## Brief
In the news report below, transcribe everything from "What you need" down to "in his room.".

## Text shown
****

Sliced remains of woman recovered in septic tank

Kapeke zone LCI chairperson digs where some of the remains of an unidentified woman were recovered September 5, 2023 after she was murdered and chopped into pieces. Other parts of her body stuffed in a septic tank in the wee hours of Friday, September 1, 2023. PHOTO/MICHAEL KAKUMIRIZI

What you need to know:

  • Detectives take two suspects into custody as they string incriminating evidence in a case where the victim was decapitated and torso dismembered and her nose and ears buried separately in a broken whisky bottle. 

The remains of a yet-to-be identified woman, which detectives said were chopped into at least 18 pieces, have been recovered from a septic tank in Kampala’s Makindye Division.
This is the fifth such macabre discovery since 2019 in Makindye, a Kampala City division mapped in police reports as rife with crime despite having some of the wealthiest neighbourhoods such as Munyonyo and Muyenga.

Kampala Metropolitan Police Spokesperson, Mr Patrick Onyango, yesterday said they had taken into custody two suspects – the landlady on whose premises the dismembered body was found and a male tenant who could not explain blood stains in his room.

Witnesses said law enforcement officials on the first day of search on Monday recovered the chopped torso, which made them believe the victim was decapitated during her killing or shortly afterwards.
“On Monday, our officers at Katwe Police Station visited the crime scene with police fire brigade and retrieved some body parts from the septic tank, but some body parts like the head were still missing,” said Kampala Metropolitan Police Spokesman Patrick Onyango .

****

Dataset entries
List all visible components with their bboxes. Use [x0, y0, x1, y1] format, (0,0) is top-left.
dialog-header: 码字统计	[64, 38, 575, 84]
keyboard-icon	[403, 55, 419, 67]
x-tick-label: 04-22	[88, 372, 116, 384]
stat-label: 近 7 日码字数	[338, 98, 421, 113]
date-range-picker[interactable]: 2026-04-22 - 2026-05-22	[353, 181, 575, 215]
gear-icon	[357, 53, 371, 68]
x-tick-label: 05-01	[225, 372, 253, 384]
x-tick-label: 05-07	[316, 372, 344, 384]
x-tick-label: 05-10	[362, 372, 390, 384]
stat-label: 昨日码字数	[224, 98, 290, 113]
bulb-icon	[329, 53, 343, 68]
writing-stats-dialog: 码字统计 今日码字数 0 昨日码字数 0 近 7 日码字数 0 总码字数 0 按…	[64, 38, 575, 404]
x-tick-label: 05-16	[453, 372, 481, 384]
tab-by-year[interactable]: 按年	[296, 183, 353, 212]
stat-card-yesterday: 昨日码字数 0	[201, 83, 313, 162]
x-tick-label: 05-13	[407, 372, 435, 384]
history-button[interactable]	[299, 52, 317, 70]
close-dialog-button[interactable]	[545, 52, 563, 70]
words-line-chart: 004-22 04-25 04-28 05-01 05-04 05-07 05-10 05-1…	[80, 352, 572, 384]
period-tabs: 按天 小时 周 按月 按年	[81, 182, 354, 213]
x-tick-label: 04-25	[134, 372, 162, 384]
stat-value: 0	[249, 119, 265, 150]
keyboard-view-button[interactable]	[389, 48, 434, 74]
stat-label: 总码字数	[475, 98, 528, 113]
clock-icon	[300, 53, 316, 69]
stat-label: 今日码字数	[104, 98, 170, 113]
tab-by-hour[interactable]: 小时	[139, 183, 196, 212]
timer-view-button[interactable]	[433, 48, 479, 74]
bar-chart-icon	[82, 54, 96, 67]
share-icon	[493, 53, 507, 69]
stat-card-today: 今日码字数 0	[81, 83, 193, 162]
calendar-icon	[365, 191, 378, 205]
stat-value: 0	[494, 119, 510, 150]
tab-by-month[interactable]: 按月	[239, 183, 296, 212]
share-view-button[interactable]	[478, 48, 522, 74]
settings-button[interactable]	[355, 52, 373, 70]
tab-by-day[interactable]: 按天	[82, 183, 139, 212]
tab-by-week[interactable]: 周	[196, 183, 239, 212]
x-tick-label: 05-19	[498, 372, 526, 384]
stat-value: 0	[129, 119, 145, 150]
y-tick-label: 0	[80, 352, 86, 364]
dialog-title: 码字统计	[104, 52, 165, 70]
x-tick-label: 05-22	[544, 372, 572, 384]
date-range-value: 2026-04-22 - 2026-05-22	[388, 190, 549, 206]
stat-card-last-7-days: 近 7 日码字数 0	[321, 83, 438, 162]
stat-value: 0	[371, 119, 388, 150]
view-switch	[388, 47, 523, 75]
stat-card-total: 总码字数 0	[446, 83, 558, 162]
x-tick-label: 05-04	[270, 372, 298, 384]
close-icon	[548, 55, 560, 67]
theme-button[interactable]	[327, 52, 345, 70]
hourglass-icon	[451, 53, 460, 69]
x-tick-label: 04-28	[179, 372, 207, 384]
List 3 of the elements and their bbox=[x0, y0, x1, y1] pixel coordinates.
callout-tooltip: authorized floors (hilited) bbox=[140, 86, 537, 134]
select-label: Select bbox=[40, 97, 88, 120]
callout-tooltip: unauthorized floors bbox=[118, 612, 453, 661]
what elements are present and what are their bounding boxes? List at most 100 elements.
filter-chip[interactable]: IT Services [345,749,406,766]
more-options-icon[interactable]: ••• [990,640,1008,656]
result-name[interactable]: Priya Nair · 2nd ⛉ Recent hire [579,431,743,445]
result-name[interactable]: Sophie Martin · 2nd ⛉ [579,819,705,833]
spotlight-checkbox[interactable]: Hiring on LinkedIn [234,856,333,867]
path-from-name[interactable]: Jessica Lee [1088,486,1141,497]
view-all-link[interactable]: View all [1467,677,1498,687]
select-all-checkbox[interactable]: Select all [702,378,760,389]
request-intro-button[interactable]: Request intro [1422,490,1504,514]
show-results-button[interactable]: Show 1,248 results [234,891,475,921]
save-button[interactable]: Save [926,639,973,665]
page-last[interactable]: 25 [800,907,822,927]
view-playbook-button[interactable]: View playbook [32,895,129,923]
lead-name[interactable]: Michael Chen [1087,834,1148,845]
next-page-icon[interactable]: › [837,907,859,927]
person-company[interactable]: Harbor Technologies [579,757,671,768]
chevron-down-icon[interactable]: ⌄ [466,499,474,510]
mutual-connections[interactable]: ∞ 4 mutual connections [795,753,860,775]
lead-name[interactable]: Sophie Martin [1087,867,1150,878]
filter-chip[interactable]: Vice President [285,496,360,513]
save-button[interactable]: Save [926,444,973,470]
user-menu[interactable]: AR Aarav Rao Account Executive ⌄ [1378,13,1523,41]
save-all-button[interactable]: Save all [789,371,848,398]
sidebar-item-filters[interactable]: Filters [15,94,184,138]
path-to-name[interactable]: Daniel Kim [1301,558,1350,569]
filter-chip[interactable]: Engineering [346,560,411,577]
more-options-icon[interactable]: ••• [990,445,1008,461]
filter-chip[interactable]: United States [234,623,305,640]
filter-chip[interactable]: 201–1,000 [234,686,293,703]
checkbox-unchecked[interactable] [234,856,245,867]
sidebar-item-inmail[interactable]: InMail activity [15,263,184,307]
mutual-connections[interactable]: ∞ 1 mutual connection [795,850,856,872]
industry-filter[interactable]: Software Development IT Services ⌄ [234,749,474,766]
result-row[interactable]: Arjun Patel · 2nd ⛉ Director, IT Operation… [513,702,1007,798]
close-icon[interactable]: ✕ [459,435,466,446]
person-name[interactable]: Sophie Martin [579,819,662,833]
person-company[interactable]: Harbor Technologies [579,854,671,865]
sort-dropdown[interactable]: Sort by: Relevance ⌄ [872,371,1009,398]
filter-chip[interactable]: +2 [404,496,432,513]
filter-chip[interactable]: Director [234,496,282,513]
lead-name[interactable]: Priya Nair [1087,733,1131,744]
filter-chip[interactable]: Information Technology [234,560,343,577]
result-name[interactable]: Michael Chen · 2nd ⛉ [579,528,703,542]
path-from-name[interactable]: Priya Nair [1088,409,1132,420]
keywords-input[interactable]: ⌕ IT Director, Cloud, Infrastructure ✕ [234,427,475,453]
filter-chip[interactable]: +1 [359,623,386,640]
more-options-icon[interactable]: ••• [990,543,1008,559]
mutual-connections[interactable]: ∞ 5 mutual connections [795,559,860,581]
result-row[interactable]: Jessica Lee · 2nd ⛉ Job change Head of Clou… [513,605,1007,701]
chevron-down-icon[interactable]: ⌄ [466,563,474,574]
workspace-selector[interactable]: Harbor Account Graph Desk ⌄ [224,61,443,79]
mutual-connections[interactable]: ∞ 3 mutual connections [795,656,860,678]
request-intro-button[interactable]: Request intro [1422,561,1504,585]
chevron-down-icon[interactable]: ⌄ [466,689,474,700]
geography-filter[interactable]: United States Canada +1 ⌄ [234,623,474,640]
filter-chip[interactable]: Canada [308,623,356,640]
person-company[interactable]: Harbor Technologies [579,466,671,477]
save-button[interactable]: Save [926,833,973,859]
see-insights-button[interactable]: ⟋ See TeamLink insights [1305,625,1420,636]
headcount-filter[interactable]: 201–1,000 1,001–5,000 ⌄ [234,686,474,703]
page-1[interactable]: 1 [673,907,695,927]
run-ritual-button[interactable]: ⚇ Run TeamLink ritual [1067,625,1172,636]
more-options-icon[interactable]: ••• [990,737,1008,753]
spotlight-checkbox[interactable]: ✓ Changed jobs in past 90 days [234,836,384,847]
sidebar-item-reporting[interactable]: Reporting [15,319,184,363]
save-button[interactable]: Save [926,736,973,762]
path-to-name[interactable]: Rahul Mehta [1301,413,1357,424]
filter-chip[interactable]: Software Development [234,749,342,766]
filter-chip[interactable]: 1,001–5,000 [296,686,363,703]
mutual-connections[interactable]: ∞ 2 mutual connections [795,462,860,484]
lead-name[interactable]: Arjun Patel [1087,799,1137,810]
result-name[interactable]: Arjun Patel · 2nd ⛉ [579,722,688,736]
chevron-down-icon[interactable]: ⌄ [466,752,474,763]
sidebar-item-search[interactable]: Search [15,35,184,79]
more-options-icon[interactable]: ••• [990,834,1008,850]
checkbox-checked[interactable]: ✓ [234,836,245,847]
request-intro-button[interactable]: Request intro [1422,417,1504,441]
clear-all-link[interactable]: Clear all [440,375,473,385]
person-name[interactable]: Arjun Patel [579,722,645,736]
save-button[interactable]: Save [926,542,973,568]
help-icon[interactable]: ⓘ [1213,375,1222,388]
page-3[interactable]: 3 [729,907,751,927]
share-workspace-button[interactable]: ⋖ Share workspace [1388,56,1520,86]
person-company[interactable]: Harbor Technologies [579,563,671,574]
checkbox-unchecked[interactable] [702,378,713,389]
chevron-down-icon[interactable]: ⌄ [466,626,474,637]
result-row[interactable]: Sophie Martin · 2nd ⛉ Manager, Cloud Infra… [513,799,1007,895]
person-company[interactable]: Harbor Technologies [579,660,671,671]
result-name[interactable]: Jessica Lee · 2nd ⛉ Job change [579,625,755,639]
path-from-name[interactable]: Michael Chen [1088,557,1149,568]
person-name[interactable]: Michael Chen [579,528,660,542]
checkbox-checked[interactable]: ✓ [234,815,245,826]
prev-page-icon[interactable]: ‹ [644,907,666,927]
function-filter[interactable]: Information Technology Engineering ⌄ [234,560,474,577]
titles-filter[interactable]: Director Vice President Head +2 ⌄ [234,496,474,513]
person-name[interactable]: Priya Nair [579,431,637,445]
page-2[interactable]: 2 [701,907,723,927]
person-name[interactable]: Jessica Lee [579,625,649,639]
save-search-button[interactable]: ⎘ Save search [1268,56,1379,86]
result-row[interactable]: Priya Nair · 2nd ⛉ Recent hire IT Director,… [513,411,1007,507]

****

## Finished exercise
What you need to know:

  • Detectives take two suspects into custody as they string incriminating evidence in a case where the victim was decapitated and torso dismembered and her nose and ears buried separately in a broken whisky bottle. 

The remains of a yet-to-be identified woman, which detectives said were chopped into at least 18 pieces, have been recovered from a septic tank in Kampala’s Makindye Division.
This is the fifth such macabre discovery since 2019 in Makindye, a Kampala City division mapped in police reports as rife with crime despite having some of the wealthiest neighbourhoods such as Munyonyo and Muyenga.

Kampala Metropolitan Police Spokesperson, Mr Patrick Onyango, yesterday said they had taken into custody two suspects – the landlady on whose premises the dismembered body was found and a male tenant who could not explain blood stains in his room.